Data entries
◇ ◇ ◇ ◇
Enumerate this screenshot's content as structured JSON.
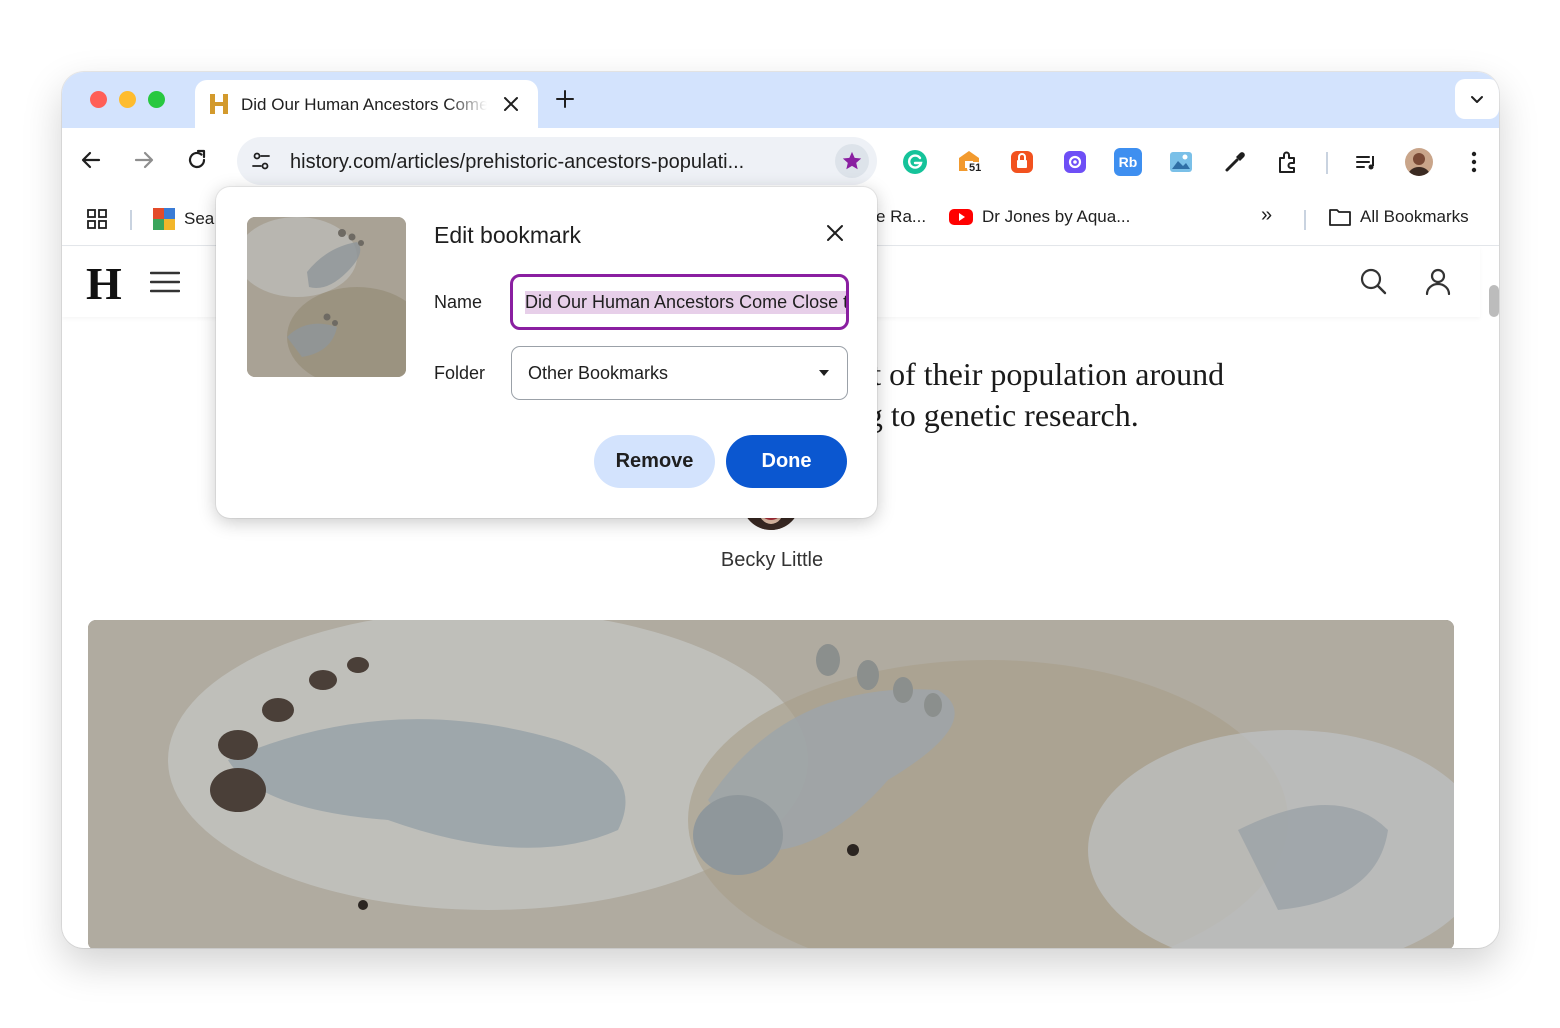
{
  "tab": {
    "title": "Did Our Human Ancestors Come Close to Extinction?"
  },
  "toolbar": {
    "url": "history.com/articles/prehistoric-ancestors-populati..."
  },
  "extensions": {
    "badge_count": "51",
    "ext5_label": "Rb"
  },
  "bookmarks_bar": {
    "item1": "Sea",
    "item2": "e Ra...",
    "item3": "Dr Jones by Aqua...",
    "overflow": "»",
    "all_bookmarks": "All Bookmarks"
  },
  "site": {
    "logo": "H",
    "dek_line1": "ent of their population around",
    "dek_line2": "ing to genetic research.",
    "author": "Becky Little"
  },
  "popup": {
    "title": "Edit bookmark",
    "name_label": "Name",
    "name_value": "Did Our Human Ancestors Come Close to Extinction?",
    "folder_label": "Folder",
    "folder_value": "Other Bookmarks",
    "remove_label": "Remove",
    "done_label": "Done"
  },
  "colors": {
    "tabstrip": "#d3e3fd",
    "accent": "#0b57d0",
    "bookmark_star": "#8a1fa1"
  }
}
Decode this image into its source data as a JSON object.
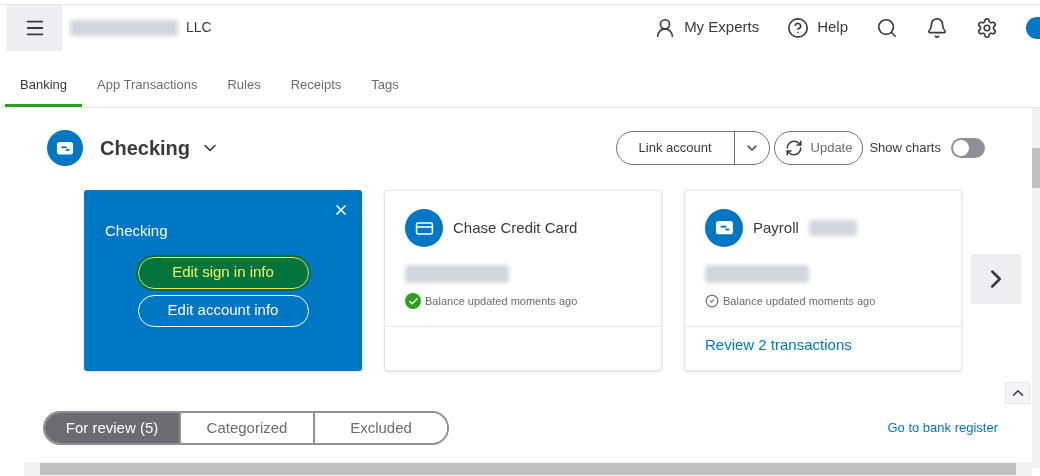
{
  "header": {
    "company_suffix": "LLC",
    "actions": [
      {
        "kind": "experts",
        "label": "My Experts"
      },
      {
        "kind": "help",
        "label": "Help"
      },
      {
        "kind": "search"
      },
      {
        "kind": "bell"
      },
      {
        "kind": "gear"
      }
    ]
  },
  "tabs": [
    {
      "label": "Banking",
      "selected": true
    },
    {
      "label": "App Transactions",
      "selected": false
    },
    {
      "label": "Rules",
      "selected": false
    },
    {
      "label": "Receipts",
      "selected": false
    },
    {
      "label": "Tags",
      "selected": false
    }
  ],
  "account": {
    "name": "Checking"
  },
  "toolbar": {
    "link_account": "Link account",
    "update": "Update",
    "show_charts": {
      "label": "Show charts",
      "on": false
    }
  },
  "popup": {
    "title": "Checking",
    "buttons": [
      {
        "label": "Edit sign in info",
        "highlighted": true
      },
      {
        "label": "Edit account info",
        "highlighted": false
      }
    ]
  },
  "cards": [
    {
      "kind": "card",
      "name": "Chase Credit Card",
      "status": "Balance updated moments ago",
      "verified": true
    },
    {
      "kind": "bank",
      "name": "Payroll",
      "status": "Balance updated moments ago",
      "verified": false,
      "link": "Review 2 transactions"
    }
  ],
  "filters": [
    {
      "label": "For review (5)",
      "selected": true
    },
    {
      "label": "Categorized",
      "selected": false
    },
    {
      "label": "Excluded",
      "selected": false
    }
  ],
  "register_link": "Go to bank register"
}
◇ ◇ ◇ ◇
• **The request**: Copy out every line of the listing that includes the string "Come".

• **The response**:
    "title": "Did Our Human Ancestors Come Close to Extinction?"
    "name_value": "Did Our Human Ancestors Come Close to Extinction?",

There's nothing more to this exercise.